*Written exercise*
Return the records word for word. Any pictures in them are not part of the copy.

[Excerpts from a figure dataset]
>> BEGIN

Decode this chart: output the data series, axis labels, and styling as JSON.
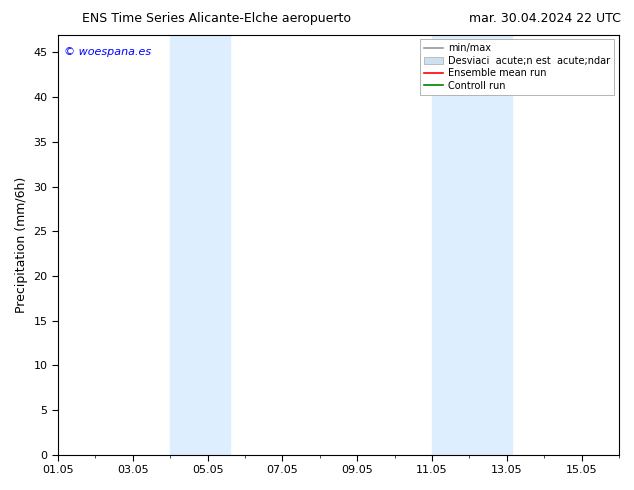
{
  "title_left": "ENS Time Series Alicante-Elche aeropuerto",
  "title_right": "mar. 30.04.2024 22 UTC",
  "ylabel": "Precipitation (mm/6h)",
  "watermark": "© woespana.es",
  "ylim": [
    0,
    47
  ],
  "yticks": [
    0,
    5,
    10,
    15,
    20,
    25,
    30,
    35,
    40,
    45
  ],
  "x_min": 1.0,
  "x_max": 16.0,
  "xtick_labels": [
    "01.05",
    "03.05",
    "05.05",
    "07.05",
    "09.05",
    "11.05",
    "13.05",
    "15.05"
  ],
  "xtick_positions": [
    1,
    3,
    5,
    7,
    9,
    11,
    13,
    15
  ],
  "shade_regions": [
    {
      "start_day": 4.0,
      "end_day": 5.6
    },
    {
      "start_day": 11.0,
      "end_day": 13.15
    }
  ],
  "shade_color": "#ddeeff",
  "background_color": "#ffffff",
  "title_fontsize": 9,
  "tick_fontsize": 8,
  "ylabel_fontsize": 9,
  "legend_fontsize": 7,
  "watermark_fontsize": 8,
  "legend_label_minmax": "min/max",
  "legend_label_std": "Desviaci  acute;n est  acute;ndar",
  "legend_label_ensemble": "Ensemble mean run",
  "legend_label_control": "Controll run",
  "legend_minmax_color": "#999999",
  "legend_std_facecolor": "#cce0f0",
  "legend_std_edgecolor": "#aaaaaa",
  "legend_ensemble_color": "red",
  "legend_control_color": "green"
}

>> END

*Finished task*
Decode this chart: output the data series, axis labels, and styling as JSON.
{
  "title_left": "ENS Time Series Alicante-Elche aeropuerto",
  "title_right": "mar. 30.04.2024 22 UTC",
  "ylabel": "Precipitation (mm/6h)",
  "watermark": "© woespana.es",
  "ylim": [
    0,
    47
  ],
  "yticks": [
    0,
    5,
    10,
    15,
    20,
    25,
    30,
    35,
    40,
    45
  ],
  "x_min": 1.0,
  "x_max": 16.0,
  "xtick_labels": [
    "01.05",
    "03.05",
    "05.05",
    "07.05",
    "09.05",
    "11.05",
    "13.05",
    "15.05"
  ],
  "xtick_positions": [
    1,
    3,
    5,
    7,
    9,
    11,
    13,
    15
  ],
  "shade_regions": [
    {
      "start_day": 4.0,
      "end_day": 5.6
    },
    {
      "start_day": 11.0,
      "end_day": 13.15
    }
  ],
  "shade_color": "#ddeeff",
  "background_color": "#ffffff",
  "title_fontsize": 9,
  "tick_fontsize": 8,
  "ylabel_fontsize": 9,
  "legend_fontsize": 7,
  "watermark_fontsize": 8,
  "legend_label_minmax": "min/max",
  "legend_label_std": "Desviaci  acute;n est  acute;ndar",
  "legend_label_ensemble": "Ensemble mean run",
  "legend_label_control": "Controll run",
  "legend_minmax_color": "#999999",
  "legend_std_facecolor": "#cce0f0",
  "legend_std_edgecolor": "#aaaaaa",
  "legend_ensemble_color": "red",
  "legend_control_color": "green"
}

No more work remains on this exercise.